▶ **AVAILABLE RECORDS**

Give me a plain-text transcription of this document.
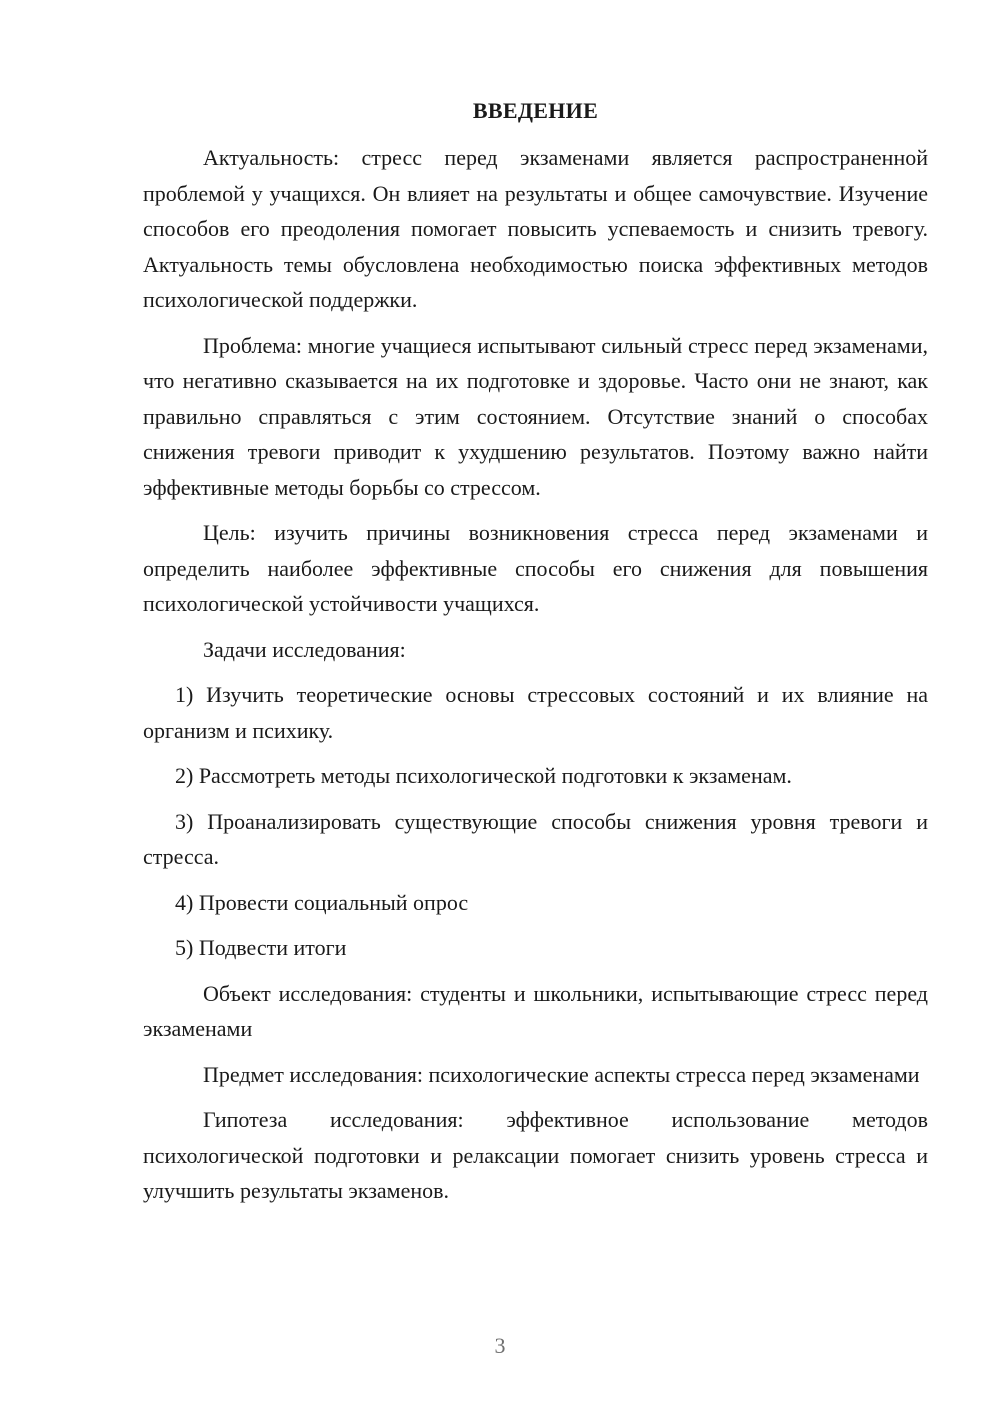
ВВЕДЕНИЕ

Актуальность: стресс перед экзаменами является распространенной проблемой у учащихся. Он влияет на результаты и общее самочувствие. Изучение способов его преодоления помогает повысить успеваемость и снизить тревогу. Актуальность темы обусловлена необходимостью поиска эффективных методов психологической поддержки.

Проблема: многие учащиеся испытывают сильный стресс перед экзаменами, что негативно сказывается на их подготовке и здоровье. Часто они не знают, как правильно справляться с этим состоянием. Отсутствие знаний о способах снижения тревоги приводит к ухудшению результатов. Поэтому важно найти эффективные методы борьбы со стрессом.

Цель: изучить причины возникновения стресса перед экзаменами и определить наиболее эффективные способы его снижения для повышения психологической устойчивости учащихся.

Задачи исследования:

1) Изучить теоретические основы стрессовых состояний и их влияние на организм и психику.

2) Рассмотреть методы психологической подготовки к экзаменам.

3) Проанализировать существующие способы снижения уровня тревоги и стресса.

4) Провести социальный опрос

5) Подвести итоги

Объект исследования: студенты и школьники, испытывающие стресс перед экзаменами

Предмет исследования: психологические аспекты стресса перед экзаменами

Гипотеза исследования: эффективное использование методов психологической подготовки и релаксации помогает снизить уровень стресса и улучшить результаты экзаменов.

3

▶ **SHORT TASK**
How many of the lines above include the word "исследования"? Respond with the number alone.

▶ **FULL SOLUTION**
4